» **Raw records**:
_ _ _ _
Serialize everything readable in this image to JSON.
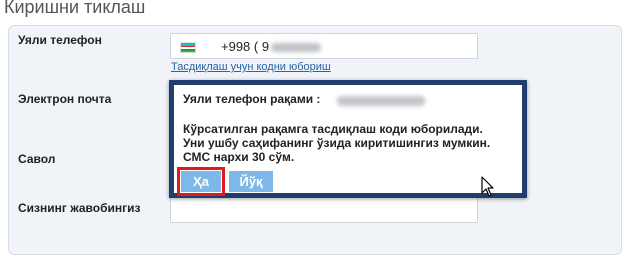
{
  "page": {
    "title": "Киришни тиклаш"
  },
  "form": {
    "phone_label": "Уяли телефон",
    "phone_prefix": "+998 ( 9",
    "resend_link": "Тасдиқлаш учун кодни юбориш",
    "email_label": "Электрон почта",
    "question_label": "Савол",
    "answer_label": "Сизнинг жавобингиз",
    "flag_icon": "uzbekistan-flag-icon"
  },
  "dialog": {
    "title": "Уяли телефон рақами :",
    "message_lines": [
      "Кўрсатилган рақамга тасдиқлаш коди юборилади.",
      "Уни ушбу саҳифанинг ўзида киритишингиз мумкин.",
      "СМС нархи 30 сўм."
    ],
    "yes_button": "Ҳа",
    "no_button": "Йўқ"
  },
  "colors": {
    "dialog_border": "#1f3e6e",
    "button": "#7db8e8",
    "highlight": "#e0191d",
    "link": "#2a63a6"
  }
}
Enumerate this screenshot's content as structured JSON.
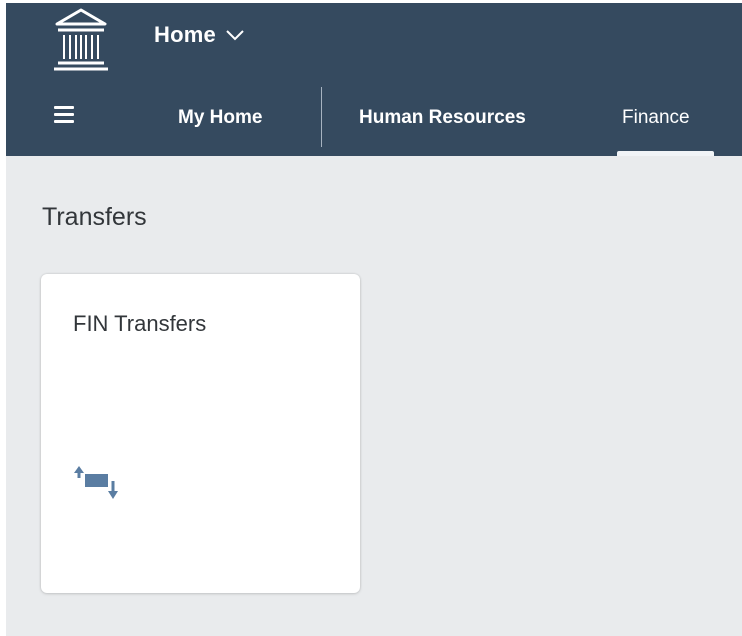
{
  "header": {
    "title": "Home",
    "logo_icon": "bank-building-icon",
    "title_menu_icon": "chevron-down-icon"
  },
  "nav": {
    "menu_icon": "hamburger-menu-icon",
    "tabs": [
      {
        "label": "My Home"
      },
      {
        "label": "Human Resources"
      },
      {
        "label": "Finance",
        "selected": true
      }
    ]
  },
  "section": {
    "title": "Transfers"
  },
  "tiles": [
    {
      "title": "FIN Transfers",
      "icon": "transfer-icon"
    }
  ],
  "colors": {
    "shell_background": "#354a5f",
    "page_background": "#e9ebed",
    "tile_icon": "#5a7da2"
  }
}
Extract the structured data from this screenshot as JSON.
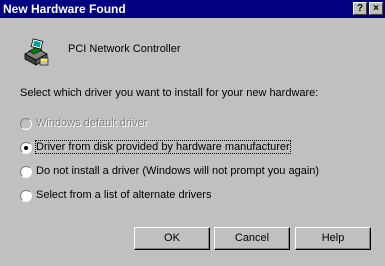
{
  "window": {
    "title": "New Hardware Found",
    "help_btn": "?",
    "close_btn": "×"
  },
  "device_name": "PCI Network Controller",
  "instructions": "Select which driver you want to install for your new hardware:",
  "options": [
    {
      "label": "Windows default driver",
      "enabled": false,
      "selected": false
    },
    {
      "label": "Driver from disk provided by hardware manufacturer",
      "enabled": true,
      "selected": true
    },
    {
      "label": "Do not install a driver (Windows will not prompt you again)",
      "enabled": true,
      "selected": false
    },
    {
      "label": "Select from a list of alternate drivers",
      "enabled": true,
      "selected": false
    }
  ],
  "buttons": {
    "ok": "OK",
    "cancel": "Cancel",
    "help": "Help"
  },
  "icon": "hardware-device-icon"
}
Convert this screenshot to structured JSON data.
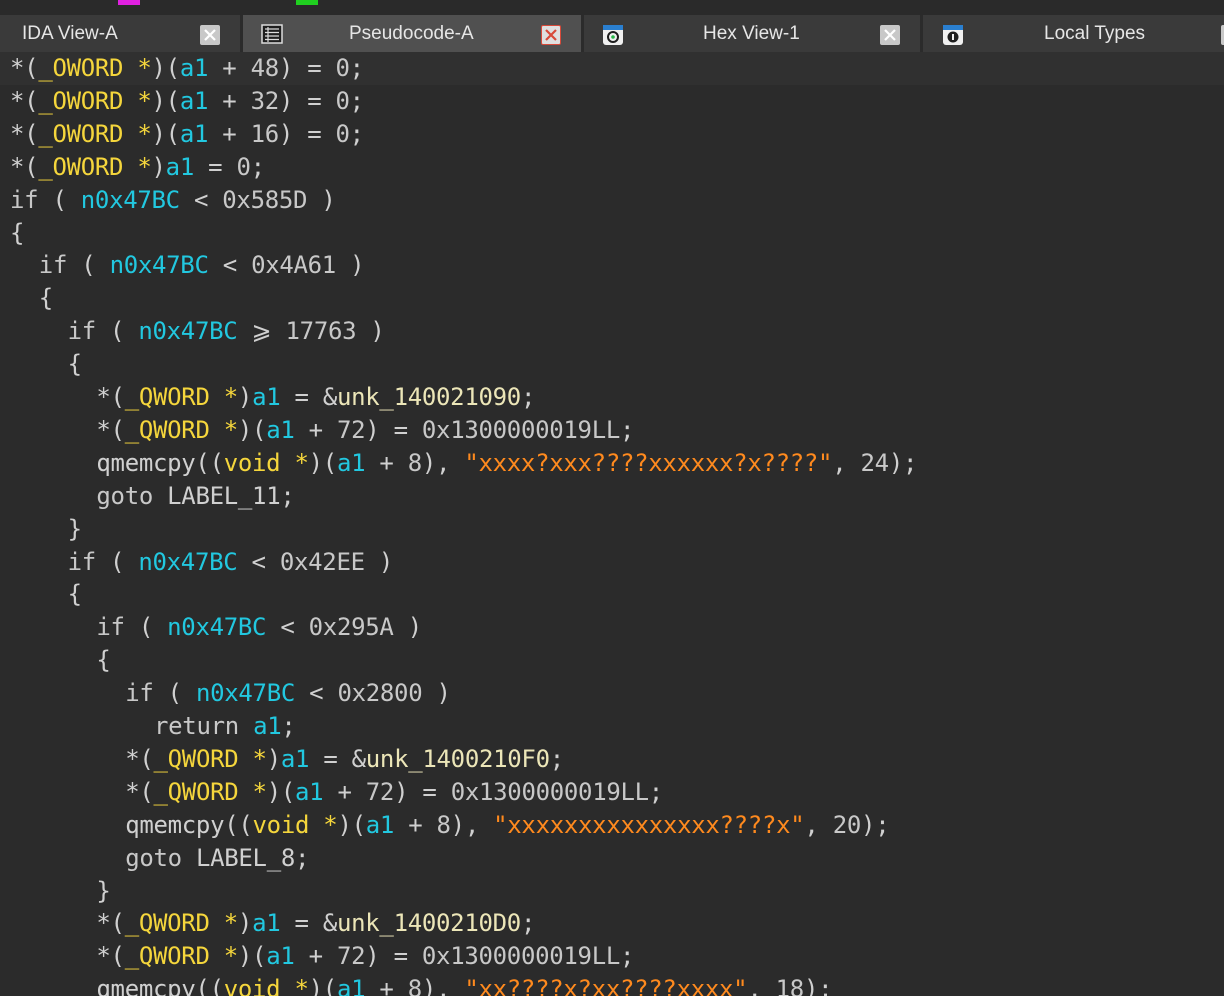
_ _ _ _
» **Exercise brief**:
Quote verbatim the final run of lines in the material above, from the line that contains "Enumerate this screenshot's" through the very last line, excluding any pictures.

» **The response**:
Enumerate this screenshot's content as structured JSON.
{
  "header": {
    "title": "Home",
    "logo_icon": "bank-building-icon",
    "title_menu_icon": "chevron-down-icon"
  },
  "nav": {
    "menu_icon": "hamburger-menu-icon",
    "tabs": [
      {
        "label": "My Home"
      },
      {
        "label": "Human Resources"
      },
      {
        "label": "Finance",
        "selected": true
      }
    ]
  },
  "section": {
    "title": "Transfers"
  },
  "tiles": [
    {
      "title": "FIN Transfers",
      "icon": "transfer-icon"
    }
  ],
  "colors": {
    "shell_background": "#354a5f",
    "page_background": "#e9ebed",
    "tile_icon": "#5a7da2"
  }
}
Extract the structured data from this screenshot as JSON.
{
  "window": {
    "title": "New Hardware Found",
    "help_btn": "?",
    "close_btn": "×"
  },
  "device_name": "PCI Network Controller",
  "instructions": "Select which driver you want to install for your new hardware:",
  "options": [
    {
      "label": "Windows default driver",
      "enabled": false,
      "selected": false
    },
    {
      "label": "Driver from disk provided by hardware manufacturer",
      "enabled": true,
      "selected": true
    },
    {
      "label": "Do not install a driver (Windows will not prompt you again)",
      "enabled": true,
      "selected": false
    },
    {
      "label": "Select from a list of alternate drivers",
      "enabled": true,
      "selected": false
    }
  ],
  "buttons": {
    "ok": "OK",
    "cancel": "Cancel",
    "help": "Help"
  },
  "icon": "hardware-device-icon"
}
Convert this screenshot to structured JSON data.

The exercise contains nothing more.